▶ Goal:
Retype all the entries word for word, but omit the pictures.

▶ Input records:
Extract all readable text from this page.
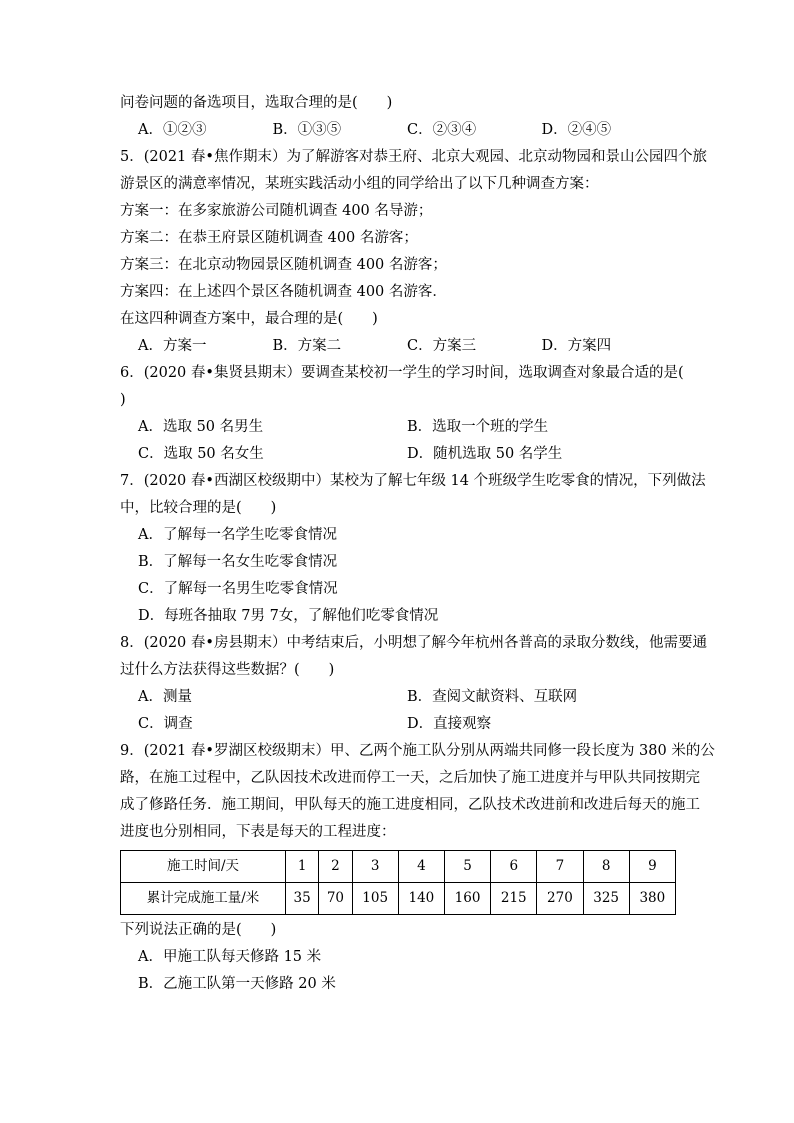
问卷问题的备选项目，选取合理的是(　　)
A．①②③	B．①③⑤	C．②③④	D．②④⑤
5．(2021 春•焦作期末）为了解游客对恭王府、北京大观园、北京动物园和景山公园四个旅
游景区的满意率情况，某班实践活动小组的同学给出了以下几种调查方案：
方案一：在多家旅游公司随机调查 400 名导游；
方案二：在恭王府景区随机调查 400 名游客；
方案三：在北京动物园景区随机调查 400 名游客；
方案四：在上述四个景区各随机调查 400 名游客．
在这四种调查方案中，最合理的是(　　)
A．方案一	B．方案二	C．方案三	D．方案四
6．(2020 春•集贤县期末）要调查某校初一学生的学习时间，选取调查对象最合适的是(
)
A．选取 50 名男生	B．选取一个班的学生
C．选取 50 名女生	D．随机选取 50 名学生
7．(2020 春•西湖区校级期中）某校为了解七年级 14 个班级学生吃零食的情况，下列做法
中，比较合理的是(　　)
A．了解每一名学生吃零食情况
B．了解每一名女生吃零食情况
C．了解每一名男生吃零食情况
D．每班各抽取 7男 7女，了解他们吃零食情况
8．(2020 春•房县期末）中考结束后，小明想了解今年杭州各普高的录取分数线，他需要通
过什么方法获得这些数据？(　　)
A．测量	B．查阅文献资料、互联网
C．调查	D．直接观察
9．(2021 春•罗湖区校级期末）甲、乙两个施工队分别从两端共同修一段长度为 380 米的公
路，在施工过程中，乙队因技术改进而停工一天，之后加快了施工进度并与甲队共同按期完
成了修路任务．施工期间，甲队每天的施工进度相同，乙队技术改进前和改进后每天的施工
进度也分别相同，下表是每天的工程进度：
施工时间/天	1	2	3	4	5	6	7	8	9
累计完成施工量/米	35	70	105	140	160	215	270	325	380
下列说法正确的是(　　)
A．甲施工队每天修路 15 米
B．乙施工队第一天修路 20 米
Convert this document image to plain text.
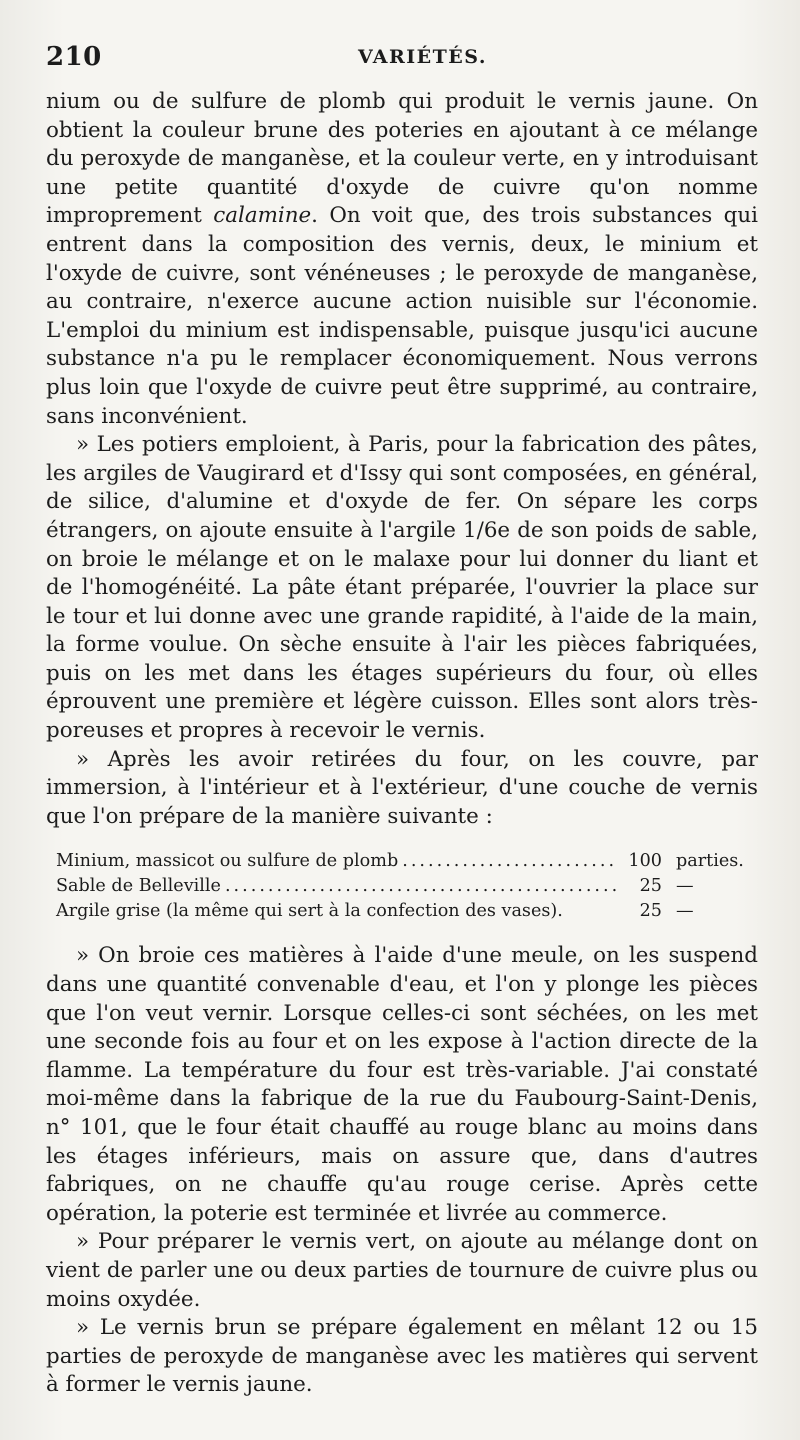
210	VARIÉTÉS.

nium ou de sulfure de plomb qui produit le vernis jaune. On obtient la couleur brune des poteries en ajoutant à ce mélange du peroxyde de manganèse, et la couleur verte, en y introduisant une petite quantité d'oxyde de cuivre qu'on nomme improprement calamine. On voit que, des trois substances qui entrent dans la composition des vernis, deux, le minium et l'oxyde de cuivre, sont vénéneuses ; le peroxyde de manganèse, au contraire, n'exerce aucune action nuisible sur l'économie. L'emploi du minium est indispensable, puisque jusqu'ici aucune substance n'a pu le remplacer économiquement. Nous verrons plus loin que l'oxyde de cuivre peut être supprimé, au contraire, sans inconvénient.

» Les potiers emploient, à Paris, pour la fabrication des pâtes, les argiles de Vaugirard et d'Issy qui sont composées, en général, de silice, d'alumine et d'oxyde de fer. On sépare les corps étrangers, on ajoute ensuite à l'argile 1/6e de son poids de sable, on broie le mélange et on le malaxe pour lui donner du liant et de l'homogénéité. La pâte étant préparée, l'ouvrier la place sur le tour et lui donne avec une grande rapidité, à l'aide de la main, la forme voulue. On sèche ensuite à l'air les pièces fabriquées, puis on les met dans les étages supérieurs du four, où elles éprouvent une première et légère cuisson. Elles sont alors très-poreuses et propres à recevoir le vernis.

» Après les avoir retirées du four, on les couvre, par immersion, à l'intérieur et à l'extérieur, d'une couche de vernis que l'on prépare de la manière suivante :

Minium, massicot ou sulfure de plomb .....	100 parties.
Sable de Belleville .....	25 —
Argile grise (la même qui sert à la confection des vases).	25 —

» On broie ces matières à l'aide d'une meule, on les suspend dans une quantité convenable d'eau, et l'on y plonge les pièces que l'on veut vernir. Lorsque celles-ci sont séchées, on les met une seconde fois au four et on les expose à l'action directe de la flamme. La température du four est très-variable. J'ai constaté moi-même dans la fabrique de la rue du Faubourg-Saint-Denis, n° 101, que le four était chauffé au rouge blanc au moins dans les étages inférieurs, mais on assure que, dans d'autres fabriques, on ne chauffe qu'au rouge cerise. Après cette opération, la poterie est terminée et livrée au commerce.

» Pour préparer le vernis vert, on ajoute au mélange dont on vient de parler une ou deux parties de tournure de cuivre plus ou moins oxydée.

» Le vernis brun se prépare également en mêlant 12 ou 15 parties de peroxyde de manganèse avec les matières qui servent à former le vernis jaune.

▶ In response:
Extract all readable text from this page.
问卷问题的备选项目，选取合理的是(　　)
A．①②③	B．①③⑤	C．②③④	D．②④⑤
5．(2021 春•焦作期末）为了解游客对恭王府、北京大观园、北京动物园和景山公园四个旅
游景区的满意率情况，某班实践活动小组的同学给出了以下几种调查方案：
方案一：在多家旅游公司随机调查 400 名导游；
方案二：在恭王府景区随机调查 400 名游客；
方案三：在北京动物园景区随机调查 400 名游客；
方案四：在上述四个景区各随机调查 400 名游客．
在这四种调查方案中，最合理的是(　　)
A．方案一	B．方案二	C．方案三	D．方案四
6．(2020 春•集贤县期末）要调查某校初一学生的学习时间，选取调查对象最合适的是(
)
A．选取 50 名男生	B．选取一个班的学生
C．选取 50 名女生	D．随机选取 50 名学生
7．(2020 春•西湖区校级期中）某校为了解七年级 14 个班级学生吃零食的情况，下列做法
中，比较合理的是(　　)
A．了解每一名学生吃零食情况
B．了解每一名女生吃零食情况
C．了解每一名男生吃零食情况
D．每班各抽取 7男 7女，了解他们吃零食情况
8．(2020 春•房县期末）中考结束后，小明想了解今年杭州各普高的录取分数线，他需要通
过什么方法获得这些数据？(　　)
A．测量	B．查阅文献资料、互联网
C．调查	D．直接观察
9．(2021 春•罗湖区校级期末）甲、乙两个施工队分别从两端共同修一段长度为 380 米的公
路，在施工过程中，乙队因技术改进而停工一天，之后加快了施工进度并与甲队共同按期完
成了修路任务．施工期间，甲队每天的施工进度相同，乙队技术改进前和改进后每天的施工
进度也分别相同，下表是每天的工程进度：
施工时间/天	1	2	3	4	5	6	7	8	9
累计完成施工量/米	35	70	105	140	160	215	270	325	380
下列说法正确的是(　　)
A．甲施工队每天修路 15 米
B．乙施工队第一天修路 20 米
Convert this document image to plain text.
210	VARIÉTÉS.

nium ou de sulfure de plomb qui produit le vernis jaune. On obtient la couleur brune des poteries en ajoutant à ce mélange du peroxyde de manganèse, et la couleur verte, en y introduisant une petite quantité d'oxyde de cuivre qu'on nomme improprement calamine. On voit que, des trois substances qui entrent dans la composition des vernis, deux, le minium et l'oxyde de cuivre, sont vénéneuses ; le peroxyde de manganèse, au contraire, n'exerce aucune action nuisible sur l'économie. L'emploi du minium est indispensable, puisque jusqu'ici aucune substance n'a pu le remplacer économiquement. Nous verrons plus loin que l'oxyde de cuivre peut être supprimé, au contraire, sans inconvénient.

» Les potiers emploient, à Paris, pour la fabrication des pâtes, les argiles de Vaugirard et d'Issy qui sont composées, en général, de silice, d'alumine et d'oxyde de fer. On sépare les corps étrangers, on ajoute ensuite à l'argile 1/6e de son poids de sable, on broie le mélange et on le malaxe pour lui donner du liant et de l'homogénéité. La pâte étant préparée, l'ouvrier la place sur le tour et lui donne avec une grande rapidité, à l'aide de la main, la forme voulue. On sèche ensuite à l'air les pièces fabriquées, puis on les met dans les étages supérieurs du four, où elles éprouvent une première et légère cuisson. Elles sont alors très-poreuses et propres à recevoir le vernis.

» Après les avoir retirées du four, on les couvre, par immersion, à l'intérieur et à l'extérieur, d'une couche de vernis que l'on prépare de la manière suivante :

Minium, massicot ou sulfure de plomb .....	100 parties.
Sable de Belleville .....	25 —
Argile grise (la même qui sert à la confection des vases).	25 —

» On broie ces matières à l'aide d'une meule, on les suspend dans une quantité convenable d'eau, et l'on y plonge les pièces que l'on veut vernir. Lorsque celles-ci sont séchées, on les met une seconde fois au four et on les expose à l'action directe de la flamme. La température du four est très-variable. J'ai constaté moi-même dans la fabrique de la rue du Faubourg-Saint-Denis, n° 101, que le four était chauffé au rouge blanc au moins dans les étages inférieurs, mais on assure que, dans d'autres fabriques, on ne chauffe qu'au rouge cerise. Après cette opération, la poterie est terminée et livrée au commerce.

» Pour préparer le vernis vert, on ajoute au mélange dont on vient de parler une ou deux parties de tournure de cuivre plus ou moins oxydée.

» Le vernis brun se prépare également en mêlant 12 ou 15 parties de peroxyde de manganèse avec les matières qui servent à former le vernis jaune.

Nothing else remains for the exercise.